_Input records_.
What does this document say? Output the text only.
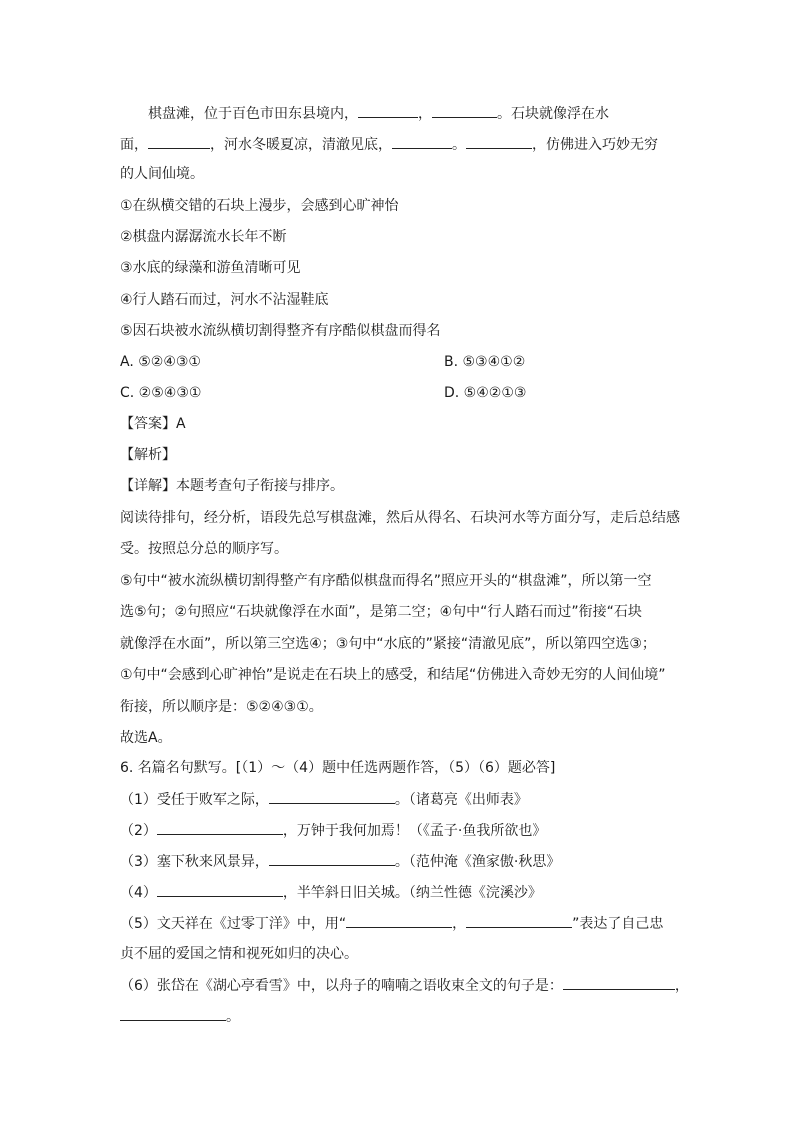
棋盘滩，位于百色市田东县境内，	，	。石块就像浮在水
面，	，河水冬暖夏凉，清澈见底，	。	，仿佛进入巧妙无穷
的人间仙境。
①在纵横交错的石块上漫步，会感到心旷神怡
②棋盘内潺潺流水长年不断
③水底的绿藻和游鱼清晰可见
④行人踏石而过，河水不沾湿鞋底
⑤因石块被水流纵横切割得整齐有序酷似棋盘而得名
A. ⑤②④③①	B. ⑤③④①②
C. ②⑤④③①	D. ⑤④②①③
【答案】A
【解析】
【详解】本题考查句子衔接与排序。
阅读待排句，经分析，语段先总写棋盘滩，然后从得名、石块河水等方面分写，走后总结感
受。按照总分总的顺序写。
⑤句中“被水流纵横切割得整产有序酷似棋盘而得名”照应开头的“棋盘滩”，所以第一空
选⑤句；②句照应“石块就像浮在水面”，是第二空；④句中“行人踏石而过”衔接“石块
就像浮在水面”，所以第三空选④；③句中“水底的”紧接“清澈见底”，所以第四空选③；
①句中“会感到心旷神怡”是说走在石块上的感受，和结尾“仿佛进入奇妙无穷的人间仙境”
衔接，所以顺序是：⑤②④③①。
故选A。
6. 名篇名句默写。[（1）～（4）题中任选两题作答，（5）（6）题必答]
（1）受任于败军之际，	。（诸葛亮《出师表》
（2）	，万钟于我何加焉！（《孟子·鱼我所欲也》
（3）塞下秋来风景异，	。（范仲淹《渔家傲·秋思》
（4）	，半竿斜日旧关城。（纳兰性德《浣溪沙》
（5）文天祥在《过零丁洋》中，用“	，	”表达了自己忠
贞不屈的爱国之情和视死如归的决心。
（6）张岱在《湖心亭看雪》中，以舟子的喃喃之语收束全文的句子是：	，
。
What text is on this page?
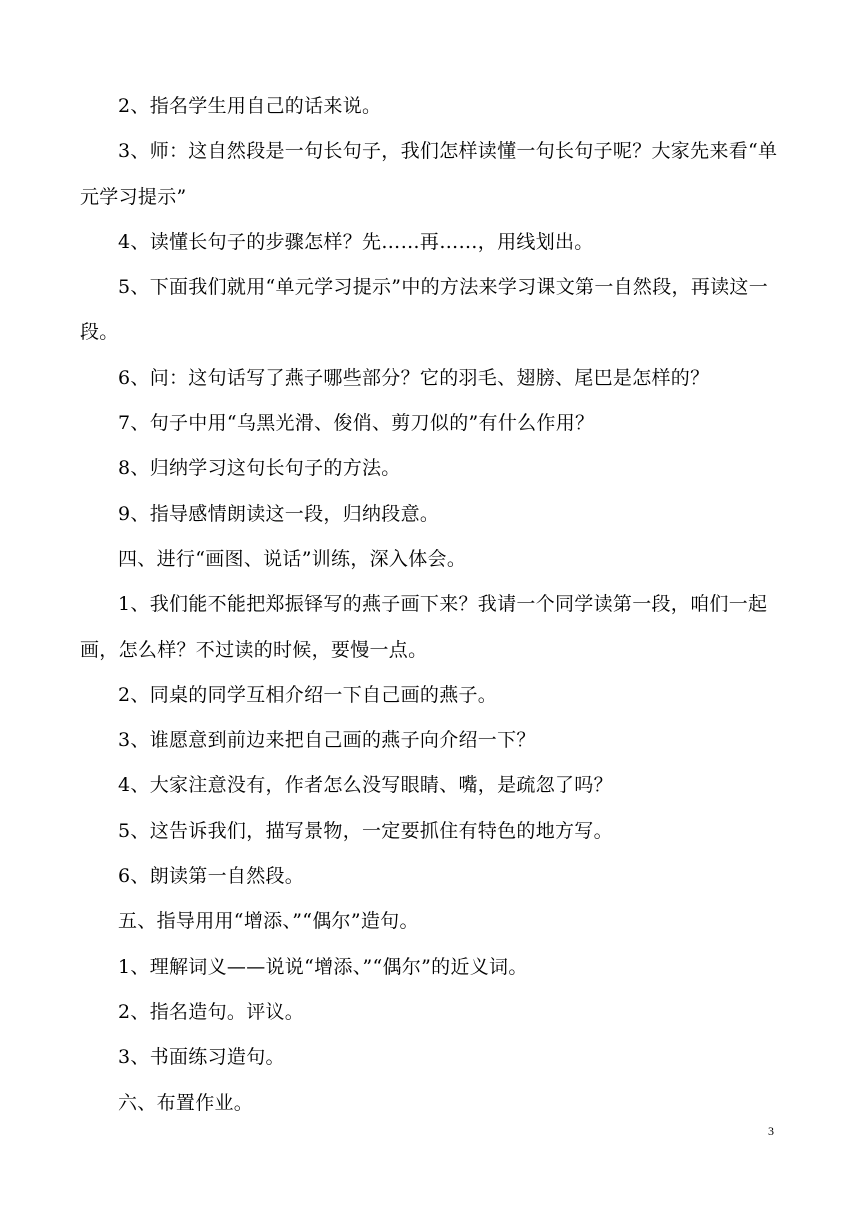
2、指名学生用自己的话来说。

3、师：这自然段是一句长句子，我们怎样读懂一句长句子呢？大家先来看“单元学习提示”

4、读懂长句子的步骤怎样？先……再……，用线划出。

5、下面我们就用“单元学习提示”中的方法来学习课文第一自然段，再读这一段。

6、问：这句话写了燕子哪些部分？它的羽毛、翅膀、尾巴是怎样的？

7、句子中用“乌黑光滑、俊俏、剪刀似的”有什么作用？

8、归纳学习这句长句子的方法。

9、指导感情朗读这一段，归纳段意。

四、进行“画图、说话”训练，深入体会。

1、我们能不能把郑振铎写的燕子画下来？我请一个同学读第一段，咱们一起画，怎么样？不过读的时候，要慢一点。

2、同桌的同学互相介绍一下自己画的燕子。

3、谁愿意到前边来把自己画的燕子向介绍一下？

4、大家注意没有，作者怎么没写眼睛、嘴，是疏忽了吗？

5、这告诉我们，描写景物，一定要抓住有特色的地方写。

6、朗读第一自然段。

五、指导用用“增添、”“偶尔”造句。

1、理解词义——说说“增添、”“偶尔”的近义词。

2、指名造句。评议。

3、书面练习造句。

六、布置作业。

3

_Set problem_.
Locate the lines above that hold the word "What". Show every one of them.

_Task solution_.
What does this document say? Output the text only.
What text is on this page?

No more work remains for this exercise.